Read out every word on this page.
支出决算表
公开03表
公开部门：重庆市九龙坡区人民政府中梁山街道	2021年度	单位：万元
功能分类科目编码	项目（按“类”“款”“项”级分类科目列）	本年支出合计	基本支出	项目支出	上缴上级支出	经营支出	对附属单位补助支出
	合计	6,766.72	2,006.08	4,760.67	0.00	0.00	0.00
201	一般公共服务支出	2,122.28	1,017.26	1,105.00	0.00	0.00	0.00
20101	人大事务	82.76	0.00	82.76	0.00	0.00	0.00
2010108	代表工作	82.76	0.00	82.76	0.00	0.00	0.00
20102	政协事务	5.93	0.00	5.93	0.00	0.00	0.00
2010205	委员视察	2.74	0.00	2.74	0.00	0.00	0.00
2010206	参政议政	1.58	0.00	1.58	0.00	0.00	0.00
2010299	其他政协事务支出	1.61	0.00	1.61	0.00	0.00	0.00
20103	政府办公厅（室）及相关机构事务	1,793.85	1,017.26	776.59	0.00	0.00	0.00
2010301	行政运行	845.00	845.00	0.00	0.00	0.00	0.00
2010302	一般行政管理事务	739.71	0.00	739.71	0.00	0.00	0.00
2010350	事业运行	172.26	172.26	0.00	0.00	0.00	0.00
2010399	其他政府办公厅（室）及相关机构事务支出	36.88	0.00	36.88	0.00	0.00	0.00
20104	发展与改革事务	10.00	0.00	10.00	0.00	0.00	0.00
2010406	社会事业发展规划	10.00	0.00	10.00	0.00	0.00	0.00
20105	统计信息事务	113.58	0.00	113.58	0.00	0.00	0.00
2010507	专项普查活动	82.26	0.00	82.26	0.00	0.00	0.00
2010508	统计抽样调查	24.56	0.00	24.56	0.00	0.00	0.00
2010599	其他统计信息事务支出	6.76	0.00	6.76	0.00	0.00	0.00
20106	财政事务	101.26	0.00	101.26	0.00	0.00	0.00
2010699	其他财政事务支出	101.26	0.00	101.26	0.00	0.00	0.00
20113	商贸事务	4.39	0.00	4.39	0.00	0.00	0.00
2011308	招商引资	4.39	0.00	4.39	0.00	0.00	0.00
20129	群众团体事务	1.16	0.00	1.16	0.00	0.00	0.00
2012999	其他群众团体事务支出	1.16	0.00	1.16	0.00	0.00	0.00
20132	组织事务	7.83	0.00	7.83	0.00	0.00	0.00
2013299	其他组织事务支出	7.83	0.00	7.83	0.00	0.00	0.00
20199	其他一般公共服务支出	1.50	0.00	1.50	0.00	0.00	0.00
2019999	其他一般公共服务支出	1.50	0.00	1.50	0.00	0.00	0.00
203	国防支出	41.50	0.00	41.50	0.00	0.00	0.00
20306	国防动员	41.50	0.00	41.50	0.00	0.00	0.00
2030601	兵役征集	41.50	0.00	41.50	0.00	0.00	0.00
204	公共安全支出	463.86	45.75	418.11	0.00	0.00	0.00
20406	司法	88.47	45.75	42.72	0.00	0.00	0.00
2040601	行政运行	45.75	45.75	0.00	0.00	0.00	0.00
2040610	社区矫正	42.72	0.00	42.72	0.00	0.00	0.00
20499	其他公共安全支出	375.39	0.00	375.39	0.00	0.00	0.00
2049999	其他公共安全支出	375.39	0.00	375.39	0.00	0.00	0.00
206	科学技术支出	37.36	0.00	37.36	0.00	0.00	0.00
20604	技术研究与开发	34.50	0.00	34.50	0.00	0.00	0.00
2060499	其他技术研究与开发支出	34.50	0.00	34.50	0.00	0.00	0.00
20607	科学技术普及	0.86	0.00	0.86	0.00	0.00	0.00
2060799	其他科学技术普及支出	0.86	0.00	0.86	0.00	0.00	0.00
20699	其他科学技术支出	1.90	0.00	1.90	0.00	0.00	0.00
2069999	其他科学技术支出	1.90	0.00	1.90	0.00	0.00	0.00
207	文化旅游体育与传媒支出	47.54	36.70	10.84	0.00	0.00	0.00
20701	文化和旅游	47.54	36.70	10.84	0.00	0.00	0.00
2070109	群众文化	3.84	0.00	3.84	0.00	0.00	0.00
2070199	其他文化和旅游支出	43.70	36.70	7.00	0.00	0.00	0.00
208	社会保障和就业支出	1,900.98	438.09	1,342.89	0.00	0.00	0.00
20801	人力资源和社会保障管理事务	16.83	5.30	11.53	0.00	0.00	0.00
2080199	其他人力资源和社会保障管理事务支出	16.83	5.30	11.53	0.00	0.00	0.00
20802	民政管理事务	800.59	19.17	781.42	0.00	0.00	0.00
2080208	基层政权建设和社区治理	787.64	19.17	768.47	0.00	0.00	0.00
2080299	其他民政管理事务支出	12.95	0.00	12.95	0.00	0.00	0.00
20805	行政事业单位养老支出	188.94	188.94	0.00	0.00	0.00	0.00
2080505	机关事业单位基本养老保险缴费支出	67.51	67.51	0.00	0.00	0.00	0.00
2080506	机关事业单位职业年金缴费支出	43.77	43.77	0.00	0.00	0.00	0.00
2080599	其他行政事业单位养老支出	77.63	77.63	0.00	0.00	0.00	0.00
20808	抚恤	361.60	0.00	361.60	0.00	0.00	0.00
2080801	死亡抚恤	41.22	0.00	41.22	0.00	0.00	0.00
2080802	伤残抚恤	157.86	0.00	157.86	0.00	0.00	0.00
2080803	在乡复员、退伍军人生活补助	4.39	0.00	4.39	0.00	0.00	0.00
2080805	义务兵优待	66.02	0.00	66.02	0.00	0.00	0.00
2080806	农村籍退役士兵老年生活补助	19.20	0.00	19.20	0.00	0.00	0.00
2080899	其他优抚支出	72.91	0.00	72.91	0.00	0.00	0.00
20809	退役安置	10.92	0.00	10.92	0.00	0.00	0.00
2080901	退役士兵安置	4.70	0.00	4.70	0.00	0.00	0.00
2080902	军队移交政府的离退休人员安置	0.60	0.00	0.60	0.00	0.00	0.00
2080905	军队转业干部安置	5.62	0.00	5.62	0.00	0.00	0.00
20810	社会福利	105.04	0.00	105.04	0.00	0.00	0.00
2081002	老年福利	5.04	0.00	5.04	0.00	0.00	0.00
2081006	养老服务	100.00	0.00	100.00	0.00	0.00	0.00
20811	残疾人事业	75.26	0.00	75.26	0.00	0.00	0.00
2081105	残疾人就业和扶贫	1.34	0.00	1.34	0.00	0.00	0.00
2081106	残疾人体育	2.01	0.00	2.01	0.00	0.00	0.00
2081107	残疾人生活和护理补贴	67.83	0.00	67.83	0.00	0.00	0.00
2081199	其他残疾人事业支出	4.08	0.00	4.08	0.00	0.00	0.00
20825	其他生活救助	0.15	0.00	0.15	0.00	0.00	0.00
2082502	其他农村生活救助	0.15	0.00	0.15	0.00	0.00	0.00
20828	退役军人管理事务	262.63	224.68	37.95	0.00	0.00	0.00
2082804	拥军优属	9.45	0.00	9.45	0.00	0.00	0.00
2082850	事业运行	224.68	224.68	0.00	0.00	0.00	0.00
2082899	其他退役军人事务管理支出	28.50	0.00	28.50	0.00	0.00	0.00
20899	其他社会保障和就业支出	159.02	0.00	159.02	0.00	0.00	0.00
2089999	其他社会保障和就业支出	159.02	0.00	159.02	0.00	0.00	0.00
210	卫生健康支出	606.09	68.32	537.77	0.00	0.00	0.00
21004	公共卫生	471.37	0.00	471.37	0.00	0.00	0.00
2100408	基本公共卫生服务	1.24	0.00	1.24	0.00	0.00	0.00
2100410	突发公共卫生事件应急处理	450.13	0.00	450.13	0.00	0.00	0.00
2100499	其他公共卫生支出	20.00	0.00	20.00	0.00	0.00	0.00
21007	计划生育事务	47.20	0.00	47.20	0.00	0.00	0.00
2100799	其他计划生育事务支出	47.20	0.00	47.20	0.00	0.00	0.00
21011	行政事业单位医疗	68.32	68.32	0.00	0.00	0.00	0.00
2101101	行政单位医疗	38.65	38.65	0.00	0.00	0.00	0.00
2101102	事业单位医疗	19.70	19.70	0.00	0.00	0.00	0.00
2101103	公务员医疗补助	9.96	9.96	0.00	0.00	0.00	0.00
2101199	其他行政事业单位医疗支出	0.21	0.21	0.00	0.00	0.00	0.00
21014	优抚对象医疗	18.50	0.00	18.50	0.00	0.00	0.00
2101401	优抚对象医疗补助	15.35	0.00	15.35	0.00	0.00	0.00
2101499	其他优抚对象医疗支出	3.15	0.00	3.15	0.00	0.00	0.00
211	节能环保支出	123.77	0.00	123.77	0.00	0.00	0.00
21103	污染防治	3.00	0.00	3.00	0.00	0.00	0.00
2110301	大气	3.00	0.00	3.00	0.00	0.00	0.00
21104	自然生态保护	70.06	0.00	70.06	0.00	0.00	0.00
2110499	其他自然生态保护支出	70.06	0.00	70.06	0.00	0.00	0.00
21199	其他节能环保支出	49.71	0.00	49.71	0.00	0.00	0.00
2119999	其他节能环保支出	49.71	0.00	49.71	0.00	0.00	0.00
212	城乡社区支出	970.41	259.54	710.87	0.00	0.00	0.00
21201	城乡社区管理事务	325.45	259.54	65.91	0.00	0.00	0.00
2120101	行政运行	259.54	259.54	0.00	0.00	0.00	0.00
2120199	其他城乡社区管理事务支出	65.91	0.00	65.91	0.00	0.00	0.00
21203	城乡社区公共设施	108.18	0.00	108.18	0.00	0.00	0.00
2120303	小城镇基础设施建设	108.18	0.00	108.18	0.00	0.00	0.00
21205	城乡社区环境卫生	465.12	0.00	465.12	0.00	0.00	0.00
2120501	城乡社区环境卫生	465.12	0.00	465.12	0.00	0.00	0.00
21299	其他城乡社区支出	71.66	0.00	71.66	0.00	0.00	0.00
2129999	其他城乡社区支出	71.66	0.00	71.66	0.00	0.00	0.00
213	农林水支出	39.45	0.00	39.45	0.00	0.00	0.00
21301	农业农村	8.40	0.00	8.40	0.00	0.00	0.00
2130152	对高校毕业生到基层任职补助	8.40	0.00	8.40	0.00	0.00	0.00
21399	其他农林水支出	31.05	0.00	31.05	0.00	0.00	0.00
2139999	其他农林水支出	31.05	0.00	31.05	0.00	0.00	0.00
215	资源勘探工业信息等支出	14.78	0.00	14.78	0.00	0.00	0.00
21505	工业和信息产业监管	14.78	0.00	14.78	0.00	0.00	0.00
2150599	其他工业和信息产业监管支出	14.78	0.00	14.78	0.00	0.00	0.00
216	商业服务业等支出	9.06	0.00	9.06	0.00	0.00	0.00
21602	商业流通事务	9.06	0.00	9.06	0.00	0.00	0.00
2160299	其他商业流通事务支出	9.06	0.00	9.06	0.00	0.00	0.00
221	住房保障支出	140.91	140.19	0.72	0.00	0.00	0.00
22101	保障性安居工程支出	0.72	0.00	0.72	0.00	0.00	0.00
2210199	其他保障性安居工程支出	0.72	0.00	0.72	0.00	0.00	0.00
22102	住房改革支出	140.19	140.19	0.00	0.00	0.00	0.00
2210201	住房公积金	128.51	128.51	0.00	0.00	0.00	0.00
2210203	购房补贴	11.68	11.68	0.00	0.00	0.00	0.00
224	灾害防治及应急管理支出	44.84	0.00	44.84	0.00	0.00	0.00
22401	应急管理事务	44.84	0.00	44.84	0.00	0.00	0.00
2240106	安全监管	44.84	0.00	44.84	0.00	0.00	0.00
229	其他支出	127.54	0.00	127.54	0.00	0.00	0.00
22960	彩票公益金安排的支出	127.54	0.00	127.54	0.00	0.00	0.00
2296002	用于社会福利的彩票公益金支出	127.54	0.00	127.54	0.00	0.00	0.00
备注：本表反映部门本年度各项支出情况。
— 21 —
○ ○ ○ ○ ○
**Stated exercise**
Track down the lines that include the word "其他公共安全支出" and copy them.

**The completed task**
20499	其他公共安全支出	375.39	0.00	375.39	0.00	0.00	0.00
2049999	其他公共安全支出	375.39	0.00	375.39	0.00	0.00	0.00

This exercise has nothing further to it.